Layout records
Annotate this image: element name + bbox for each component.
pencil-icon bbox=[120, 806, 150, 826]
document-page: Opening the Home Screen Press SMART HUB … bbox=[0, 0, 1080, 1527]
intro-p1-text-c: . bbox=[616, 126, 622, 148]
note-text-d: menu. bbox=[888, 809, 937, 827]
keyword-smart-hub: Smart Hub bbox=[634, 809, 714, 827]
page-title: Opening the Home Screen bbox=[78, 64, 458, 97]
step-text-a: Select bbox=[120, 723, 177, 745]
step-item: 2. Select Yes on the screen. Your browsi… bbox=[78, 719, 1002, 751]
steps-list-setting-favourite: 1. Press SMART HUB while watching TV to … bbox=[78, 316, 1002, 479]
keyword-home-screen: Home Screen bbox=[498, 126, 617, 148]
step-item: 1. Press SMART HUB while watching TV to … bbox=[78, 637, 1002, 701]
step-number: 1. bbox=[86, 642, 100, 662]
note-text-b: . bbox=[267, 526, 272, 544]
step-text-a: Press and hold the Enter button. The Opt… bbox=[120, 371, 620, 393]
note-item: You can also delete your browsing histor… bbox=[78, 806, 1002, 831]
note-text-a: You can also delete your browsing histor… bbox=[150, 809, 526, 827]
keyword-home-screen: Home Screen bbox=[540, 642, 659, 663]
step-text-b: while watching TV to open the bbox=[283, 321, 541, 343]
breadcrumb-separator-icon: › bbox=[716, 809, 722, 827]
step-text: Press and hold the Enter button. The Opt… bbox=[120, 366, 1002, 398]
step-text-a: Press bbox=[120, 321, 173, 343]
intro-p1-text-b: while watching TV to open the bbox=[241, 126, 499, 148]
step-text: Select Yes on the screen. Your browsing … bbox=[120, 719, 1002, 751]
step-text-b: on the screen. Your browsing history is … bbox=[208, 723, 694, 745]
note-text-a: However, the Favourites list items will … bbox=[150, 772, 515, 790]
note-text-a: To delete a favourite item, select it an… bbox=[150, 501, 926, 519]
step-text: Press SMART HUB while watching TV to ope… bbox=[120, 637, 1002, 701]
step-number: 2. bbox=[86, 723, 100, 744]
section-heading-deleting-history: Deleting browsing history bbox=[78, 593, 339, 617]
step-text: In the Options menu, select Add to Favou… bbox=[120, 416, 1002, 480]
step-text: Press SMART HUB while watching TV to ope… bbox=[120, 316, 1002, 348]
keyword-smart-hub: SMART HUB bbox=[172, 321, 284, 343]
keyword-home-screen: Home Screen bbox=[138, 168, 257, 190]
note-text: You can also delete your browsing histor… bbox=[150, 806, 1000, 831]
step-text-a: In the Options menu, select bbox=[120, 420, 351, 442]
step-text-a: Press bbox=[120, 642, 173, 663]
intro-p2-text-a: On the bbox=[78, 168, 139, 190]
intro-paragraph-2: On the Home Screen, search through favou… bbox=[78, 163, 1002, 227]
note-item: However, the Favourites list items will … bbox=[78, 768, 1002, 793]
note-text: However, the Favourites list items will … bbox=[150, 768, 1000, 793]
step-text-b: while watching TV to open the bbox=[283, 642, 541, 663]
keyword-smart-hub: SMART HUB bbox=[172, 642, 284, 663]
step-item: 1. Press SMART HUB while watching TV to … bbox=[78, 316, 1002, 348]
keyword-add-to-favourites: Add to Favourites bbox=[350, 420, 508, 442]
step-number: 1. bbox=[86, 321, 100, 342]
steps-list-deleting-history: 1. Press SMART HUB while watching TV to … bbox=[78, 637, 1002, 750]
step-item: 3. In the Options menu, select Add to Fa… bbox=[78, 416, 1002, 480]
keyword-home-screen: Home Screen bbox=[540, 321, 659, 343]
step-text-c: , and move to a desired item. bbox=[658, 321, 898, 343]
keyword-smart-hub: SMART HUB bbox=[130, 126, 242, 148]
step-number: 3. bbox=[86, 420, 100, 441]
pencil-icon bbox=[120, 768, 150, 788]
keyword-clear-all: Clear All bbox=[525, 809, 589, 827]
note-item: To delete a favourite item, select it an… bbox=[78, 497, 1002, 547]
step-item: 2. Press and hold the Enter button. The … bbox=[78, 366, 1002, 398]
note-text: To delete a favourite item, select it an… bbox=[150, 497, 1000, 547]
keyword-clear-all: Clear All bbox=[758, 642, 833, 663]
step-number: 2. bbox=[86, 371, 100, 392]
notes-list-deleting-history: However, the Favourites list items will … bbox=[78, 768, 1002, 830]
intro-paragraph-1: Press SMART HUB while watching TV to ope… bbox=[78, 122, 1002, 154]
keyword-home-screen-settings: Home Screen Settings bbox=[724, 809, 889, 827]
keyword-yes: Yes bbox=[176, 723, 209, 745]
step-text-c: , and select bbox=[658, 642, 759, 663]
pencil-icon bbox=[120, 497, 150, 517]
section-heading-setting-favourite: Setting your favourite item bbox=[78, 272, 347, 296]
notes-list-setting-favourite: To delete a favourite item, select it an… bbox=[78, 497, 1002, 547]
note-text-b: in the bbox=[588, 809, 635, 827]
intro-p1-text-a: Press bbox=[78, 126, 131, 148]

→ Request:
Please reproduce the data from its first line through the line holding "note-text-d: menu. bbox=[888, 809, 937, 827]", inclusive, substituting "edit-icon" for "pencil-icon" and changing nothing else.

→ Output for this task:
Annotate this image: element name + bbox for each component.
edit-icon bbox=[120, 806, 150, 826]
document-page: Opening the Home Screen Press SMART HUB … bbox=[0, 0, 1080, 1527]
intro-p1-text-c: . bbox=[616, 126, 622, 148]
note-text-d: menu. bbox=[888, 809, 937, 827]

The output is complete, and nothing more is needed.